%%

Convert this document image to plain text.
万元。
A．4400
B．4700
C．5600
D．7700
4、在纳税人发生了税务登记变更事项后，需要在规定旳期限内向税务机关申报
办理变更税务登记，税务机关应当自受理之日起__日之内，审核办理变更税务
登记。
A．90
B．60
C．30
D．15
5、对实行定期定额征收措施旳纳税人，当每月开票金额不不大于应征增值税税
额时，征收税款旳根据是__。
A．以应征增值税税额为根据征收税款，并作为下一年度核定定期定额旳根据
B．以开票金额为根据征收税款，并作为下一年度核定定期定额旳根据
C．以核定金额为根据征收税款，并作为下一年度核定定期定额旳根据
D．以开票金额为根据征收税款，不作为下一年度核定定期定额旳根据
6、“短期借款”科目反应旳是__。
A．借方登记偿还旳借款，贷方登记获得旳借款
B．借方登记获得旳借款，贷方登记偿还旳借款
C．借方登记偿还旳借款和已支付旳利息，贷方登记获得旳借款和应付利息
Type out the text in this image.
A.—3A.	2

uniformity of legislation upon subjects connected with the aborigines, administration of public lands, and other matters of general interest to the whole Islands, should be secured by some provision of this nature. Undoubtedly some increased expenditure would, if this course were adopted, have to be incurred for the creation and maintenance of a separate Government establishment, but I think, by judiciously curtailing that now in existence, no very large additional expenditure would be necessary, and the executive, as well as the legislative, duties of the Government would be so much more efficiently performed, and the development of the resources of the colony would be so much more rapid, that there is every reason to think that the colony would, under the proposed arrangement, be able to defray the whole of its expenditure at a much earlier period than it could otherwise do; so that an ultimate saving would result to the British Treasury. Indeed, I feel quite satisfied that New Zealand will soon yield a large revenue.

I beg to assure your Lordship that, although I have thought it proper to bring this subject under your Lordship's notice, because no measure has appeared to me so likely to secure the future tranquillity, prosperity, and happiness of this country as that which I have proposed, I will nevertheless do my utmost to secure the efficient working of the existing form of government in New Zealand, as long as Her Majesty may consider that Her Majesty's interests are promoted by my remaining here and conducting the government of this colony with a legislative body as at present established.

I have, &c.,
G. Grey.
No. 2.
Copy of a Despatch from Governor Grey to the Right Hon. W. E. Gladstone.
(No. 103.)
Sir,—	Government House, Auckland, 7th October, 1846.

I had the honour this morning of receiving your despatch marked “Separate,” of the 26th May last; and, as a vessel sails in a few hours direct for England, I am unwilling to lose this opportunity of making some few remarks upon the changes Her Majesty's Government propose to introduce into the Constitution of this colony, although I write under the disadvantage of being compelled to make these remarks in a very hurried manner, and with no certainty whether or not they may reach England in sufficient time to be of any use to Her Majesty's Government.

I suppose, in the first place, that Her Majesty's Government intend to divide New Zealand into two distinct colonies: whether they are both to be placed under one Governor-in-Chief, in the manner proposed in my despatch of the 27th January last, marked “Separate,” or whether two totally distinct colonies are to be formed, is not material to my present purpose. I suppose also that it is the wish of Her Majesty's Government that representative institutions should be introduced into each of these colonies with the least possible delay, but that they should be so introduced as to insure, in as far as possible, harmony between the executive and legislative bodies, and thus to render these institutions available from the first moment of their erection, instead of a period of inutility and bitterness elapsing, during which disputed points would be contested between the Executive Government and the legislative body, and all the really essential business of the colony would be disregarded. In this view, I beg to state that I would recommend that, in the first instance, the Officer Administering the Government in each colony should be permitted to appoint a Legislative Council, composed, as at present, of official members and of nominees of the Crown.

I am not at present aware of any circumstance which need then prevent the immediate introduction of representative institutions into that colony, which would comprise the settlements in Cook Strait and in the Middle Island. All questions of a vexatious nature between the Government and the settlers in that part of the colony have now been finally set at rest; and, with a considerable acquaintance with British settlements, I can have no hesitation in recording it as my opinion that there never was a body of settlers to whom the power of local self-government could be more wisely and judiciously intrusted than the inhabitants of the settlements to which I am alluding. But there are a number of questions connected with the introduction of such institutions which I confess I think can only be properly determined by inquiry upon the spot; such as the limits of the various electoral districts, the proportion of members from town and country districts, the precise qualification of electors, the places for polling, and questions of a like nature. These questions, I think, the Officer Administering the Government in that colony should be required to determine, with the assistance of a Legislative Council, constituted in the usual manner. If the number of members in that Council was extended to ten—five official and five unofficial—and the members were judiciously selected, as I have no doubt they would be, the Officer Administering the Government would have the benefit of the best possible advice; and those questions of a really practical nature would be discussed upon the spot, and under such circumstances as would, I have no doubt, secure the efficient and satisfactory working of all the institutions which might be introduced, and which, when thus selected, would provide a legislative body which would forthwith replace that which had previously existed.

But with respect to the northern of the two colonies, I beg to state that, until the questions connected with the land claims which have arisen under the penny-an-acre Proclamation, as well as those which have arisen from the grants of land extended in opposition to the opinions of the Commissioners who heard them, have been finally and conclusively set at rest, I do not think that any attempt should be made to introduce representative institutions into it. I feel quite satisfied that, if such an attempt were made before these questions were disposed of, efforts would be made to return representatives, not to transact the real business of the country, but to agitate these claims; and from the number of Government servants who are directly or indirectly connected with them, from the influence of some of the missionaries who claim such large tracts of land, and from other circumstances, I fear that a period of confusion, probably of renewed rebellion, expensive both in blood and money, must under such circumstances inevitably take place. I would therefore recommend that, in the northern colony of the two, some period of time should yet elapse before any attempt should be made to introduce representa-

%%

What is required:
Pick out all lines containing the string "Grey".

Reply to the exercise:
G. Grey.
Copy of a Despatch from Governor Grey to the Right Hon. W. E. Gladstone.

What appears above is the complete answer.